- _Job_
Determine the number of lines in the listing below where the string "слоя" occurs; answer with the number alone.

- _Information supplied_
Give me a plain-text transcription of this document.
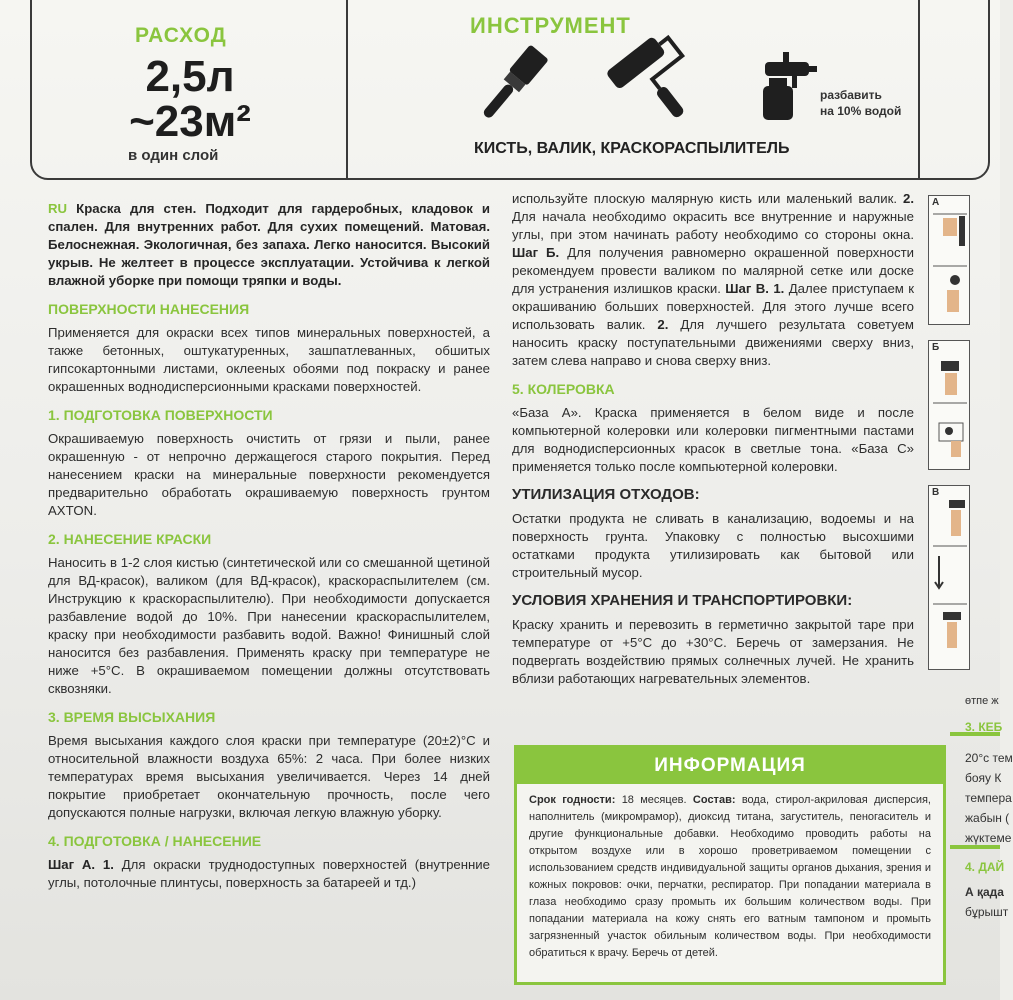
РАСХОД
2,5л
~23м²
в один слой
ИНСТРУМЕНТ
разбавить
на 10% водой
КИСТЬ, ВАЛИК, КРАСКОРАСПЫЛИТЕЛЬ

RU Краска для стен. Подходит для гардеробных, кладовок и спален. Для внутренних работ. Для сухих помещений. Матовая. Белоснежная. Экологичная, без запаха. Легко наносится. Высокий укрыв. Не желтеет в процессе эксплуатации. Устойчива к легкой влажной уборке при помощи тряпки и воды.

ПОВЕРХНОСТИ НАНЕСЕНИЯ

Применяется для окраски всех типов минеральных поверхностей, а также бетонных, оштукатуренных, зашпатлеванных, обшитых гипсокартонными листами, оклееных обоями под покраску и ранее окрашенных воднодисперсионными красками поверхностей.

1. ПОДГОТОВКА ПОВЕРХНОСТИ

Окрашиваемую поверхность очистить от грязи и пыли, ранее окрашенную - от непрочно держащегося старого покрытия. Перед нанесением краски на минеральные поверхности рекомендуется предварительно обработать окрашиваемую поверхность грунтом AXTON.

2. НАНЕСЕНИЕ КРАСКИ

Наносить в 1-2 слоя кистью (синтетической или со смешанной щетиной для ВД-красок), валиком (для ВД-красок), краскораспылителем (см. Инструкцию к краскораспылителю). При необходимости допускается разбавление водой до 10%. При нанесении краскораспылителем, краску при необходимости разбавить водой. Важно! Финишный слой наносится без разбавления. Применять краску при температуре не ниже +5°С. В окрашиваемом помещении должны отсутствовать сквозняки.

3. ВРЕМЯ ВЫСЫХАНИЯ

Время высыхания каждого слоя краски при температуре (20±2)°С и относительной влажности воздуха 65%: 2 часа. При более низких температурах время высыхания увеличивается. Через 14 дней покрытие приобретает окончательную прочность, после чего допускаются полные нагрузки, включая легкую влажную уборку.

4. ПОДГОТОВКА / НАНЕСЕНИЕ

Шаг А. 1. Для окраски труднодоступных поверхностей (внутренние углы, потолочные плинтусы, поверхность за батареей и тд.)

используйте плоскую малярную кисть или маленький валик. 2. Для начала необходимо окрасить все внутренние и наружные углы, при этом начинать работу необходимо со стороны окна. Шаг Б. Для получения равномерно окрашенной поверхности рекомендуем провести валиком по малярной сетке или доске для устранения излишков краски. Шаг В. 1. Далее приступаем к окрашиванию больших поверхностей. Для этого лучше всего использовать валик. 2. Для лучшего результата советуем наносить краску поступательными движениями сверху вниз, затем слева направо и снова сверху вниз.

5. КОЛЕРОВКА

«База А». Краска применяется в белом виде и после компьютерной колеровки или колеровки пигментными пастами для воднодисперсионных красок в светлые тона. «База С» применяется только после компьютерной колеровки.

УТИЛИЗАЦИЯ ОТХОДОВ:

Остатки продукта не сливать в канализацию, водоемы и на поверхность грунта. Упаковку с полностью высохшими остатками продукта утилизировать как бытовой или строительный мусор.

УСЛОВИЯ ХРАНЕНИЯ И ТРАНСПОРТИРОВКИ:

Краску хранить и перевозить в герметично закрытой таре при температуре от +5°С до +30°С. Беречь от замерзания. Не подвергать воздействию прямых солнечных лучей. Не хранить вблизи работающих нагревательных элементов.

ИНФОРМАЦИЯ
Срок годности: 18 месяцев. Состав: вода, стирол-акриловая дисперсия, наполнитель (микромрамор), диоксид титана, загуститель, пеногаситель и другие функциональные добавки. Необходимо проводить работы на открытом воздухе или в хорошо проветриваемом помещении с использованием средств индивидуальной защиты органов дыхания, зрения и кожных покровов: очки, перчатки, респиратор. При попадании материала в глаза необходимо сразу промыть их большим количеством воды. При попадании материала на кожу снять его ватным тампоном и промыть загрязненный участок обильным количеством воды. При необходимости обратиться к врачу. Беречь от детей.
А
Б
В
өтпе ж
3. КЕБ
20°с тем
бояу К
темпера
жабын (
жүктеме
4. ДАЙ
А қада
бұрышт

- _Result_
2